## Short task
The records below should be written out again, exactly.

>> BEGIN

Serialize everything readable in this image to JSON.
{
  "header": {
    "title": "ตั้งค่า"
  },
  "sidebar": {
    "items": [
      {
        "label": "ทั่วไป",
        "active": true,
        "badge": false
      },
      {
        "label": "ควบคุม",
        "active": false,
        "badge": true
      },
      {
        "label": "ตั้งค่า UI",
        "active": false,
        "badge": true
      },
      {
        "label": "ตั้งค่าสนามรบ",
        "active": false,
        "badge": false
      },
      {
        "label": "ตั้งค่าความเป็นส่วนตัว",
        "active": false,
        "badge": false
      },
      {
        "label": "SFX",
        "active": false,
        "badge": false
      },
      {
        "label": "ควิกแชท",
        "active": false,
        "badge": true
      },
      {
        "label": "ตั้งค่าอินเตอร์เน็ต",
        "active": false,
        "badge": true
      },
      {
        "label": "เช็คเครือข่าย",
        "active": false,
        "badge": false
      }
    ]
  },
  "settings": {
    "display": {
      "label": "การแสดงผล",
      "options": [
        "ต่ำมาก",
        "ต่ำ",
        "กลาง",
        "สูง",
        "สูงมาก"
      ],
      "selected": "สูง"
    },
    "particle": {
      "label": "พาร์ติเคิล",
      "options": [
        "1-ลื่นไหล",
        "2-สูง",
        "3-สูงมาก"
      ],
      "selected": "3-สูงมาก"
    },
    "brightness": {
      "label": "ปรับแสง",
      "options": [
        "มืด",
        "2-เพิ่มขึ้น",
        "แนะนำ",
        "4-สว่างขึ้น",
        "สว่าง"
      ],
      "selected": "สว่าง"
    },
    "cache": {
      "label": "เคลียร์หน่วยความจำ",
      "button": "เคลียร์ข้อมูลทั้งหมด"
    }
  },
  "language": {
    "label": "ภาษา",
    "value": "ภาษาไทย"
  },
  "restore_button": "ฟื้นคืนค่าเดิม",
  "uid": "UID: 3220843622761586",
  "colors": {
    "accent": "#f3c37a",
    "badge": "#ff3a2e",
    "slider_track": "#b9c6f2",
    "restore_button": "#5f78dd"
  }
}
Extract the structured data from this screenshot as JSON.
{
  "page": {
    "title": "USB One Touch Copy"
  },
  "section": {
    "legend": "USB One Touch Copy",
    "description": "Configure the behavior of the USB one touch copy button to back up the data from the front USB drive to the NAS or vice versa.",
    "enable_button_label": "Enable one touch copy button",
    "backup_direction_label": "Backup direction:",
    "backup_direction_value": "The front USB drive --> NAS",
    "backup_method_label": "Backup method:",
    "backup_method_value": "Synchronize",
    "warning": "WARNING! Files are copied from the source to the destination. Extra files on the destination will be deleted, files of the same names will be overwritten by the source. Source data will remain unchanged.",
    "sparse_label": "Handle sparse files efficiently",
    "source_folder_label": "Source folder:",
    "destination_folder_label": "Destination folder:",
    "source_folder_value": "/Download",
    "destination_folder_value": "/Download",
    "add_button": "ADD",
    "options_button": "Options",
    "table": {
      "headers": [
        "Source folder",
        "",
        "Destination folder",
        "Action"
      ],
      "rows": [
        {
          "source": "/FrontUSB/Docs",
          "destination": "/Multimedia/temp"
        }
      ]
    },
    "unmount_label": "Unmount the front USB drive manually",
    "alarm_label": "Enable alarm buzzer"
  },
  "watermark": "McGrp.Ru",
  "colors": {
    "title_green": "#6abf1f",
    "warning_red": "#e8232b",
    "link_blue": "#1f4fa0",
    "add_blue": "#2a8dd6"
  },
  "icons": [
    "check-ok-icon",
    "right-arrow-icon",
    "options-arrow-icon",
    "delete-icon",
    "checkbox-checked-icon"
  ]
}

>> END

## Full response
Serialize everything readable in this image to JSON.
{
  "header": {
    "title": "ตั้งค่า"
  },
  "sidebar": {
    "items": [
      {
        "label": "ทั่วไป",
        "active": true,
        "badge": false
      },
      {
        "label": "ควบคุม",
        "active": false,
        "badge": true
      },
      {
        "label": "ตั้งค่า UI",
        "active": false,
        "badge": true
      },
      {
        "label": "ตั้งค่าสนามรบ",
        "active": false,
        "badge": false
      },
      {
        "label": "ตั้งค่าความเป็นส่วนตัว",
        "active": false,
        "badge": false
      },
      {
        "label": "SFX",
        "active": false,
        "badge": false
      },
      {
        "label": "ควิกแชท",
        "active": false,
        "badge": true
      },
      {
        "label": "ตั้งค่าอินเตอร์เน็ต",
        "active": false,
        "badge": true
      },
      {
        "label": "เช็คเครือข่าย",
        "active": false,
        "badge": false
      }
    ]
  },
  "settings": {
    "display": {
      "label": "การแสดงผล",
      "options": [
        "ต่ำมาก",
        "ต่ำ",
        "กลาง",
        "สูง",
        "สูงมาก"
      ],
      "selected": "สูง"
    },
    "particle": {
      "label": "พาร์ติเคิล",
      "options": [
        "1-ลื่นไหล",
        "2-สูง",
        "3-สูงมาก"
      ],
      "selected": "3-สูงมาก"
    },
    "brightness": {
      "label": "ปรับแสง",
      "options": [
        "มืด",
        "2-เพิ่มขึ้น",
        "แนะนำ",
        "4-สว่างขึ้น",
        "สว่าง"
      ],
      "selected": "สว่าง"
    },
    "cache": {
      "label": "เคลียร์หน่วยความจำ",
      "button": "เคลียร์ข้อมูลทั้งหมด"
    }
  },
  "language": {
    "label": "ภาษา",
    "value": "ภาษาไทย"
  },
  "restore_button": "ฟื้นคืนค่าเดิม",
  "uid": "UID: 3220843622761586",
  "colors": {
    "accent": "#f3c37a",
    "badge": "#ff3a2e",
    "slider_track": "#b9c6f2",
    "restore_button": "#5f78dd"
  }
}
Extract the structured data from this screenshot as JSON.
{
  "page": {
    "title": "USB One Touch Copy"
  },
  "section": {
    "legend": "USB One Touch Copy",
    "description": "Configure the behavior of the USB one touch copy button to back up the data from the front USB drive to the NAS or vice versa.",
    "enable_button_label": "Enable one touch copy button",
    "backup_direction_label": "Backup direction:",
    "backup_direction_value": "The front USB drive --> NAS",
    "backup_method_label": "Backup method:",
    "backup_method_value": "Synchronize",
    "warning": "WARNING! Files are copied from the source to the destination. Extra files on the destination will be deleted, files of the same names will be overwritten by the source. Source data will remain unchanged.",
    "sparse_label": "Handle sparse files efficiently",
    "source_folder_label": "Source folder:",
    "destination_folder_label": "Destination folder:",
    "source_folder_value": "/Download",
    "destination_folder_value": "/Download",
    "add_button": "ADD",
    "options_button": "Options",
    "table": {
      "headers": [
        "Source folder",
        "",
        "Destination folder",
        "Action"
      ],
      "rows": [
        {
          "source": "/FrontUSB/Docs",
          "destination": "/Multimedia/temp"
        }
      ]
    },
    "unmount_label": "Unmount the front USB drive manually",
    "alarm_label": "Enable alarm buzzer"
  },
  "watermark": "McGrp.Ru",
  "colors": {
    "title_green": "#6abf1f",
    "warning_red": "#e8232b",
    "link_blue": "#1f4fa0",
    "add_blue": "#2a8dd6"
  },
  "icons": [
    "check-ok-icon",
    "right-arrow-icon",
    "options-arrow-icon",
    "delete-icon",
    "checkbox-checked-icon"
  ]
}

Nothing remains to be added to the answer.